━━━━━ RECORDED INFORMATION

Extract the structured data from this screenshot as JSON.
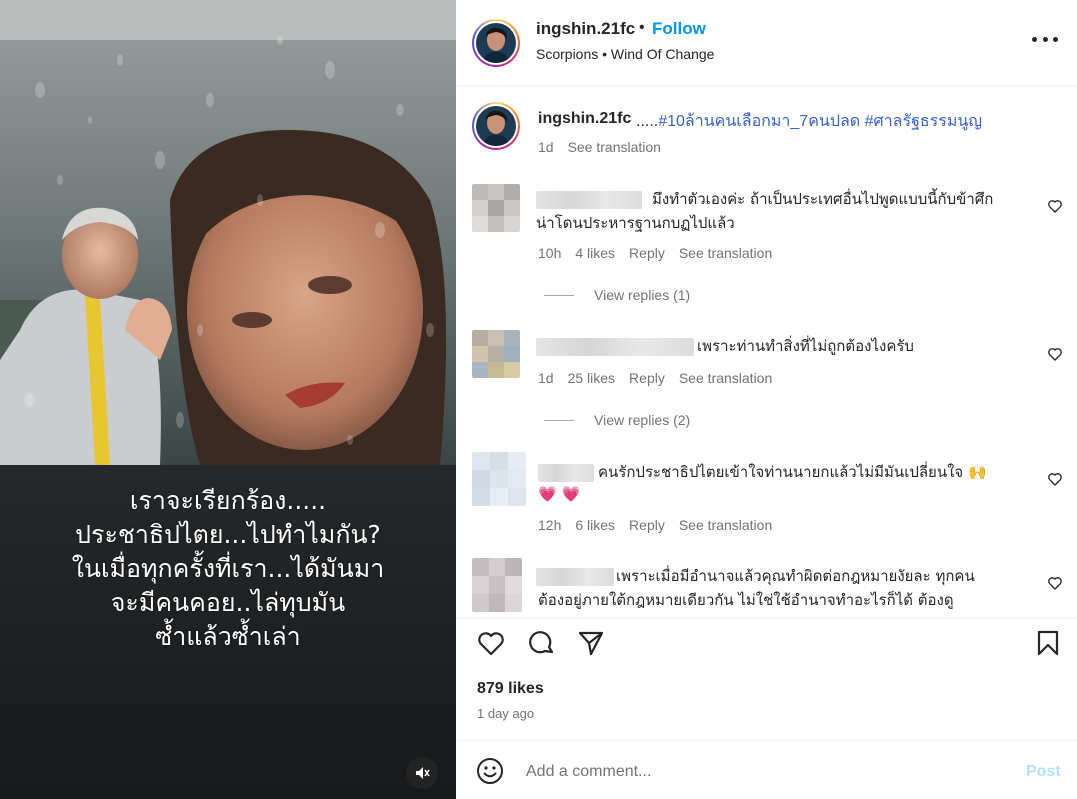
{
  "media": {
    "caption_lines": [
      "เราจะเรียกร้อง.....",
      "ประชาธิปไตย...ไปทำไมกัน?",
      "ในเมื่อทุกครั้งที่เรา...ได้มันมา",
      "จะมีคนคอย..ไล่ทุบมัน",
      "ซ้ำแล้วซ้ำเล่า"
    ],
    "mute_icon": "speaker-muted-icon"
  },
  "header": {
    "username": "ingshin.21fc",
    "separator": "•",
    "follow_label": "Follow",
    "audio": "Scorpions • Wind Of Change",
    "more_icon": "more-options-icon"
  },
  "caption": {
    "username": "ingshin.21fc",
    "prefix": ".....",
    "tags": [
      "#10ล้านคนเลือกมา_7คนปลด",
      "#ศาลรัฐธรรมนูญ"
    ],
    "time": "1d",
    "see_translation": "See translation"
  },
  "comments": [
    {
      "text_lines": [
        "มึงทำตัวเองค่ะ ถ้าเป็นประเทศอื่นไปพูดแบบนี้กับข้าศึก",
        "น่าโดนประหารฐานกบฏไปแล้ว"
      ],
      "time": "10h",
      "likes": "4 likes",
      "reply": "Reply",
      "see_translation": "See translation",
      "view_replies": "View replies (1)"
    },
    {
      "text_lines": [
        "เพราะท่านทำสิ่งที่ไม่ถูกต้องไงครับ"
      ],
      "time": "1d",
      "likes": "25 likes",
      "reply": "Reply",
      "see_translation": "See translation",
      "view_replies": "View replies (2)"
    },
    {
      "text_lines": [
        "คนรักประชาธิปไตยเข้าใจท่านนายกแล้วไม่มีมันเปลี่ยนใจ 🙌",
        "💗 💗"
      ],
      "time": "12h",
      "likes": "6 likes",
      "reply": "Reply",
      "see_translation": "See translation"
    },
    {
      "text_lines": [
        "เพราะเมื่อมีอำนาจแล้วคุณทำผิดต่อกฎหมายงัยละ ทุกคน",
        "ต้องอยู่ภายใต้กฎหมายเดียวกัน ไม่ใช่ใช้อำนาจทำอะไรก็ได้ ต้องดู"
      ]
    }
  ],
  "actions": {
    "like_icon": "heart-icon",
    "comment_icon": "comment-icon",
    "share_icon": "share-icon",
    "save_icon": "bookmark-icon"
  },
  "likes_count": "879 likes",
  "post_date": "1 day ago",
  "comment_box": {
    "placeholder": "Add a comment...",
    "post_label": "Post",
    "emoji_icon": "emoji-icon"
  },
  "colors": {
    "accent": "#0095f6",
    "hashtag": "#3a5fd8",
    "muted_text": "#737373",
    "post_disabled": "#b2dffc"
  }
}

━━━━━━━━━━

Look through the entries above. Extract each line with the word "translation".

    "see_translation": "See translation"
      "see_translation": "See translation",
      "see_translation": "See translation",
      "see_translation": "See translation"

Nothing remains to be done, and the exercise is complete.